* **Goal of the exercise**
Return every line of the items, unchanged, starting with the line containing "asset-label: Comdty. (605, 322, 636, 330)" and going on through the line containing "asset-label: DM Equity (608, 64, 633, 81)".

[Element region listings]
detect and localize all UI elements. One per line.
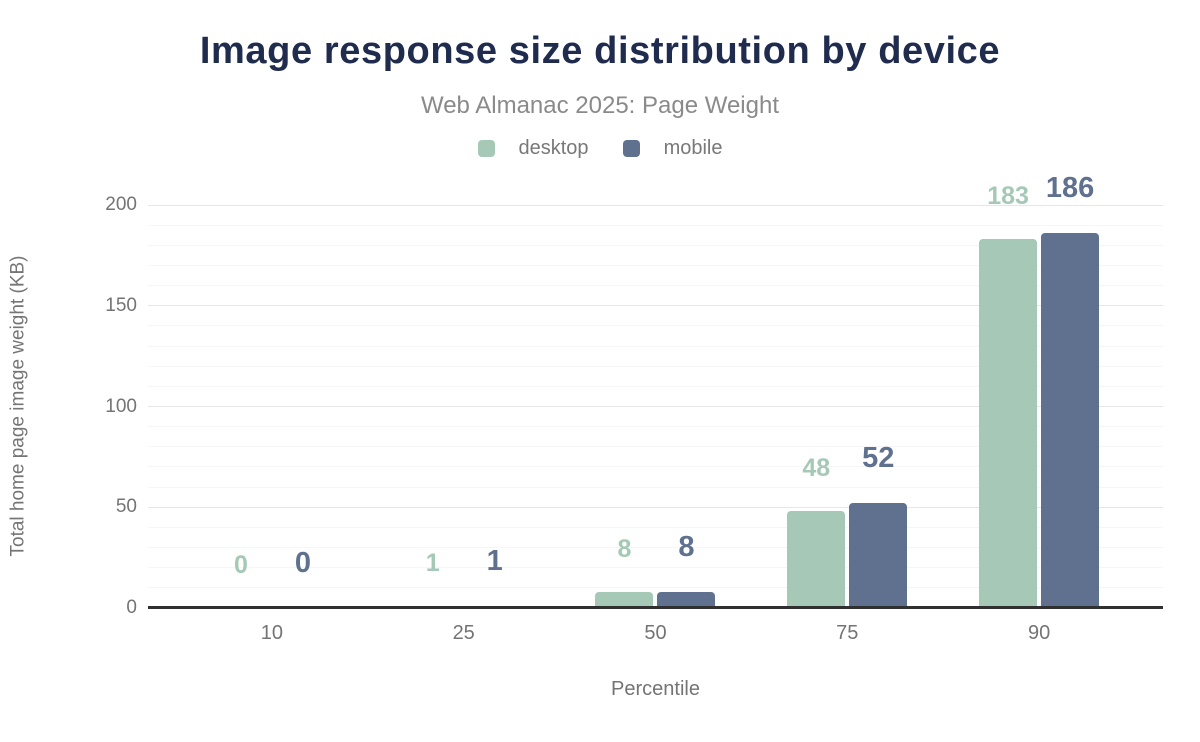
y-tick-label-0: 0 <box>126 597 137 618</box>
desktop-data-label-p90: 183 <box>987 182 1029 211</box>
desktop-bar-column-p25: 1 <box>403 205 462 608</box>
chart-subtitle: Web Almanac 2025: Page Weight <box>420 92 779 119</box>
desktop-series-swatch-icon <box>477 140 495 157</box>
x-tick-label-50: 50 <box>644 622 667 644</box>
desktop-data-label-p25: 1 <box>425 549 440 577</box>
minor-gridline-80 <box>148 446 1163 448</box>
mobile-bar-column-p25: 1 <box>465 205 524 608</box>
legend-item-mobile[interactable]: mobile <box>622 137 723 160</box>
y-tick-label-150: 150 <box>105 294 137 316</box>
chart-title: Image response size distribution by devi… <box>199 30 1001 72</box>
bar-groups: 0 0 10 1 1 25 8 8 50 48 52 75 183 186 90 <box>148 174 1163 645</box>
major-gridline-150 <box>148 305 1163 307</box>
minor-gridline-180 <box>148 244 1163 246</box>
mobile-data-label-p10: 0 <box>294 547 311 579</box>
legend-label-desktop: desktop <box>518 137 589 159</box>
bar-group-p25: 1 1 25 <box>368 205 560 644</box>
mobile-data-label-p25: 1 <box>486 545 503 577</box>
x-axis-title: Percentile <box>611 678 700 700</box>
desktop-data-label-p10: 0 <box>233 551 248 579</box>
mobile-bar-column-p10: 0 <box>274 205 332 608</box>
major-gridline-200 <box>148 204 1163 206</box>
mobile-bar-column-p90: 186 <box>1041 174 1100 608</box>
y-tick-label-200: 200 <box>105 194 137 215</box>
plot-area: 0 50 100 150 200 0 0 10 1 1 25 8 8 50 48 52 75 183 186 90 <box>105 174 1163 645</box>
minor-gridline-160 <box>148 285 1163 287</box>
desktop-bar-column-p10: 0 <box>212 205 270 608</box>
minor-gridline-140 <box>148 325 1163 327</box>
desktop-bar-column-p90: 183 <box>979 184 1038 608</box>
bar-group-p50: 8 8 50 <box>560 205 752 644</box>
mobile-data-label-p75: 52 <box>862 442 895 475</box>
x-tick-label-25: 25 <box>452 622 475 644</box>
y-tick-label-100: 100 <box>105 395 137 417</box>
desktop-bar-p75[interactable] <box>787 511 846 608</box>
minor-gridline-110 <box>148 385 1163 387</box>
x-tick-label-10: 10 <box>260 622 284 644</box>
minor-gridline-20 <box>148 567 1163 569</box>
minor-gridline-30 <box>148 547 1163 549</box>
x-tick-label-75: 75 <box>836 622 859 644</box>
mobile-bar-p75[interactable] <box>849 503 908 608</box>
legend: desktop mobile <box>0 137 1200 160</box>
minor-gridline-130 <box>148 345 1163 347</box>
mobile-bar-column-p50: 8 <box>657 205 716 608</box>
desktop-data-label-p75: 48 <box>802 454 831 483</box>
bar-group-p75: 48 52 75 <box>751 205 943 644</box>
desktop-bar-p90[interactable] <box>979 239 1038 608</box>
bar-group-p90: 183 186 90 <box>943 174 1135 644</box>
minor-gridline-120 <box>148 365 1163 367</box>
mobile-data-label-p90: 186 <box>1045 172 1095 205</box>
minor-gridline-190 <box>148 224 1163 226</box>
x-tick-label-90: 90 <box>1027 622 1051 644</box>
minor-gridline-90 <box>148 426 1163 428</box>
desktop-bar-p50[interactable] <box>595 591 654 608</box>
minor-gridline-10 <box>148 587 1163 589</box>
mobile-bar-p90[interactable] <box>1041 233 1100 608</box>
minor-gridline-40 <box>148 526 1163 528</box>
mobile-series-swatch-icon <box>622 140 640 157</box>
legend-item-desktop[interactable]: desktop <box>477 137 589 160</box>
minor-gridline-70 <box>148 466 1163 468</box>
major-gridline-50 <box>148 506 1163 508</box>
minor-gridline-60 <box>148 486 1163 488</box>
mobile-bar-column-p75: 52 <box>849 205 908 608</box>
x-axis-line <box>148 606 1163 609</box>
mobile-data-label-p50: 8 <box>678 530 695 563</box>
mobile-bar-p50[interactable] <box>657 591 716 608</box>
desktop-data-label-p50: 8 <box>617 534 632 563</box>
desktop-bar-column-p75: 48 <box>787 205 846 608</box>
major-gridline-100 <box>148 406 1163 407</box>
minor-gridline-170 <box>148 264 1163 266</box>
desktop-bar-column-p50: 8 <box>595 205 654 608</box>
y-tick-label-50: 50 <box>115 496 137 518</box>
bar-group-p10: 0 0 10 <box>176 205 368 645</box>
legend-label-mobile: mobile <box>663 137 723 159</box>
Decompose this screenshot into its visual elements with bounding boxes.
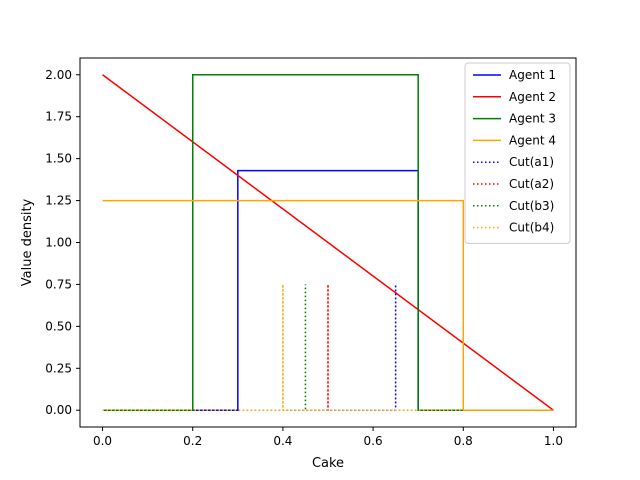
y-axis-title: Value density	[20, 198, 35, 286]
y-tick-label: 2.00	[45, 68, 72, 82]
x-tick-label: 1.0	[544, 434, 563, 448]
y-tick-label: 0.25	[45, 361, 72, 375]
x-tick-label: 0.8	[454, 434, 473, 448]
series-line-agent-2	[102, 74, 554, 411]
x-axis-title: Cake	[312, 456, 344, 471]
series-line-agent-3	[102, 74, 554, 411]
legend-label: Cut(b3)	[509, 199, 554, 213]
legend-box	[464, 62, 571, 244]
y-tick-label: 1.50	[45, 152, 72, 166]
legend: Agent 1 Agent 2 Agent 3 Agent 4 Cut(a1) Cut(a…	[464, 62, 571, 244]
y-tick-label: 0.75	[45, 277, 72, 291]
y-tick-label: 1.00	[45, 236, 72, 250]
series-layer	[102, 74, 554, 411]
legend-label: Agent 2	[509, 90, 556, 104]
y-tick-label: 0.00	[45, 403, 72, 417]
legend-label: Agent 1	[509, 68, 556, 82]
x-axis: 0.0 0.2 0.4 0.6 0.8 1.0	[93, 427, 563, 448]
x-tick-label: 0.4	[273, 434, 292, 448]
y-axis: 0.00 0.25 0.50 0.75 1.00 1.25 1.50 1.75 2.00	[45, 68, 80, 417]
x-tick-label: 0.2	[183, 434, 202, 448]
y-tick-label: 1.75	[45, 110, 72, 124]
legend-label: Cut(a1)	[509, 155, 554, 169]
legend-label: Agent 3	[509, 112, 556, 126]
x-tick-label: 0.0	[93, 434, 112, 448]
legend-label: Cut(b4)	[509, 221, 554, 235]
y-tick-label: 1.25	[45, 194, 72, 208]
series-line-cut-b4	[102, 284, 554, 411]
legend-label: Agent 4	[509, 133, 556, 147]
x-tick-label: 0.6	[364, 434, 383, 448]
y-tick-label: 0.50	[45, 319, 72, 333]
legend-label: Cut(a2)	[509, 177, 554, 191]
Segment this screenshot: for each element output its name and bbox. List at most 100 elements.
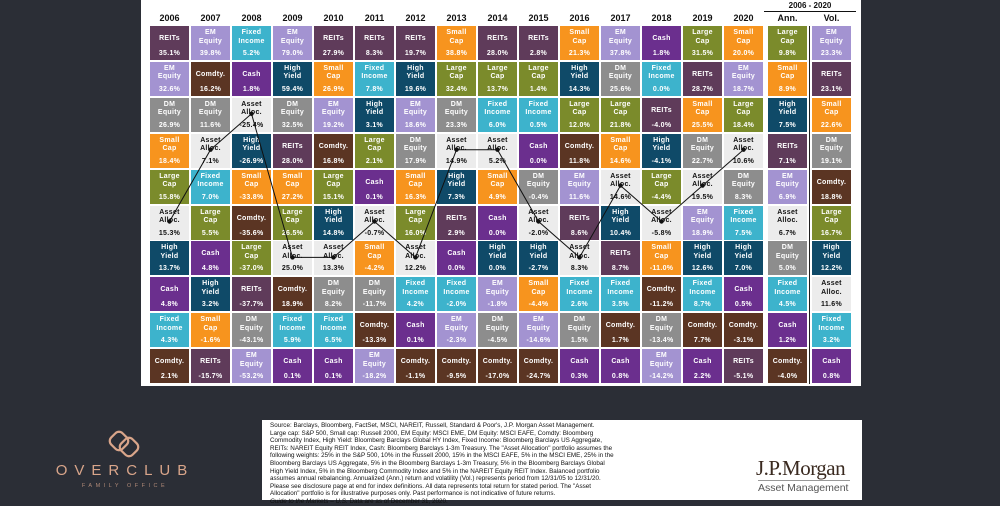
asset-label: Comdty. (605, 322, 636, 330)
return-value: 13.7% (158, 265, 181, 273)
asset-label: REITs (200, 358, 221, 366)
return-value: 0.0% (488, 265, 507, 273)
asset-label: Fixed Income (197, 172, 224, 189)
asset-label: High Yield (822, 244, 841, 260)
asset-label: Small Cap (200, 316, 221, 332)
return-value: 32.6% (158, 85, 181, 93)
asset-label: REITs (159, 35, 180, 42)
return-value: 6.5% (324, 337, 343, 345)
return-value: 26.9% (158, 121, 181, 129)
cell-aa: Asset Alloc. 7.1% (191, 133, 230, 168)
return-value: 28.7% (691, 85, 714, 93)
return-value: 5.0% (778, 265, 797, 273)
asset-label: High Yield (160, 244, 179, 260)
return-value: 3.5% (611, 301, 630, 309)
cell-small: Small Cap 20.0% (724, 26, 763, 60)
return-value: 18.6% (404, 121, 427, 129)
asset-label: High Yield (447, 172, 466, 189)
return-value: 1.2% (778, 337, 797, 345)
return-value: -0.7% (364, 229, 385, 237)
asset-label: REITs (651, 106, 672, 114)
return-value: 18.4% (158, 157, 181, 165)
column-header: 2018 (651, 13, 672, 23)
return-value: 4.8% (201, 265, 220, 273)
return-value: 12.6% (691, 265, 714, 273)
asset-label: EM Equity (690, 208, 715, 225)
return-value: 3.1% (365, 121, 384, 129)
asset-label: DM Equity (731, 172, 756, 189)
asset-label: EM Equity (198, 29, 223, 45)
asset-label: High Yield (201, 280, 220, 296)
return-value: -4.2% (364, 265, 385, 273)
asset-label: Fixed Income (566, 280, 593, 296)
asset-label: Small Cap (323, 64, 344, 81)
asset-label: DM Equity (608, 64, 633, 81)
return-value: 14.9% (445, 157, 468, 165)
asset-label: High Yield (652, 136, 671, 153)
cell-large: Large Cap 32.4% (437, 61, 476, 96)
asset-label: Large Cap (241, 244, 262, 260)
cell-aa: Asset Alloc. 6.7% (768, 205, 807, 240)
asset-label: High Yield (488, 244, 507, 260)
asset-label: REITs (323, 35, 344, 42)
cell-comdty: Comdty. -24.7% (519, 349, 558, 384)
return-value: 16.7% (820, 229, 843, 237)
cell-cash: Cash 0.0% (437, 241, 476, 276)
asset-label: REITs (777, 142, 798, 150)
cell-aa: Asset Alloc. 10.6% (724, 133, 763, 168)
cell-em: EM Equity -14.2% (642, 349, 681, 384)
cell-cash: Cash 1.8% (232, 61, 271, 96)
cell-dm: DM Equity 8.3% (724, 169, 763, 204)
asset-label: Cash (529, 142, 548, 150)
column-header: Ann. (777, 13, 798, 23)
cell-reits: REITs 23.1% (812, 61, 851, 96)
cell-dm: DM Equity -0.4% (519, 169, 558, 204)
asset-label: DM Equity (362, 280, 387, 296)
asset-label: Large Cap (159, 172, 180, 189)
asset-label: Large Cap (323, 172, 344, 189)
cell-hy: High Yield -26.9% (232, 133, 271, 168)
return-value: 7.7% (693, 337, 712, 345)
cell-cash: Cash 1.2% (768, 313, 807, 348)
asset-label: Cash (160, 286, 179, 294)
cell-aa: Asset Alloc. 25.0% (273, 241, 312, 276)
asset-label: Comdty. (482, 358, 513, 366)
asset-label: Comdty. (523, 358, 554, 366)
cell-small: Small Cap -11.0% (642, 241, 681, 276)
return-value: 3.2% (822, 337, 841, 345)
cell-small: Small Cap 4.9% (478, 169, 517, 204)
return-value: 8.7% (693, 301, 712, 309)
cell-reits: REITs 19.7% (396, 26, 435, 60)
return-value: -26.9% (239, 157, 264, 165)
cell-comdty: Comdty. -1.1% (396, 349, 435, 384)
cell-em: EM Equity 18.9% (683, 205, 722, 240)
asset-label: Asset Alloc. (821, 280, 842, 296)
cell-cash: Cash 0.1% (396, 313, 435, 348)
return-value: -53.2% (239, 373, 264, 381)
cell-hy: High Yield -4.1% (642, 133, 681, 168)
asset-label: Asset Alloc. (405, 244, 426, 260)
return-value: -1.8% (487, 301, 508, 309)
return-value: 0.1% (365, 193, 384, 201)
column-header: 2008 (241, 13, 262, 23)
return-value: 32.4% (445, 85, 468, 93)
return-value: -9.5% (446, 373, 467, 381)
asset-label: EM Equity (403, 100, 428, 117)
column-header: 2020 (733, 13, 754, 23)
return-value: 22.7% (691, 157, 714, 165)
return-value: -2.0% (528, 229, 549, 237)
return-value: 15.3% (158, 229, 181, 237)
asset-label: High Yield (570, 64, 589, 81)
cell-comdty: Comdty. 2.1% (150, 349, 189, 384)
cell-fi: Fixed Income 6.0% (478, 97, 517, 132)
asset-label: EM Equity (362, 352, 387, 368)
asset-label: Asset Alloc. (446, 136, 467, 153)
asset-label: Large Cap (446, 64, 467, 81)
return-value: -3.1% (733, 337, 754, 345)
return-value: 27.9% (322, 50, 345, 57)
cell-dm: DM Equity 25.6% (601, 61, 640, 96)
asset-label: Asset Alloc. (241, 100, 262, 117)
cell-reits: REITs 2.8% (519, 26, 558, 60)
cell-reits: REITs 7.1% (768, 133, 807, 168)
return-value: 14.8% (322, 229, 345, 237)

* **Task output**
asset-label: Comdty. (605, 322, 636, 330)
return-value: 13.7% (158, 265, 181, 273)
asset-label: REITs (200, 358, 221, 366)
return-value: 0.0% (488, 265, 507, 273)
asset-label: Fixed Income (197, 172, 224, 189)
asset-label: High Yield (822, 244, 841, 260)
asset-label: Small Cap (200, 316, 221, 332)
return-value: 32.6% (158, 85, 181, 93)
asset-label: REITs (159, 35, 180, 42)
return-value: 6.5% (324, 337, 343, 345)
return-value: 26.9% (158, 121, 181, 129)
cell-aa: Asset Alloc. 7.1% (191, 133, 230, 168)
return-value: 28.7% (691, 85, 714, 93)
return-value: 5.0% (778, 265, 797, 273)
asset-label: High Yield (160, 244, 179, 260)
return-value: 3.5% (611, 301, 630, 309)
cell-small: Small Cap 20.0% (724, 26, 763, 60)
return-value: 18.6% (404, 121, 427, 129)
asset-label: High Yield (447, 172, 466, 189)
return-value: 1.2% (778, 337, 797, 345)
return-value: -0.7% (364, 229, 385, 237)
asset-label: REITs (651, 106, 672, 114)
return-value: 18.4% (158, 157, 181, 165)
column-header: 2018 (651, 13, 672, 23)
return-value: 4.8% (201, 265, 220, 273)
return-value: 12.6% (691, 265, 714, 273)
asset-label: EM Equity (690, 208, 715, 225)
return-value: 3.1% (365, 121, 384, 129)
asset-label: DM Equity (731, 172, 756, 189)
asset-label: EM Equity (198, 29, 223, 45)
asset-label: High Yield (201, 280, 220, 296)
return-value: -4.2% (364, 265, 385, 273)
asset-label: Fixed Income (566, 280, 593, 296)
asset-label: Small Cap (323, 64, 344, 81)
asset-label: DM Equity (608, 64, 633, 81)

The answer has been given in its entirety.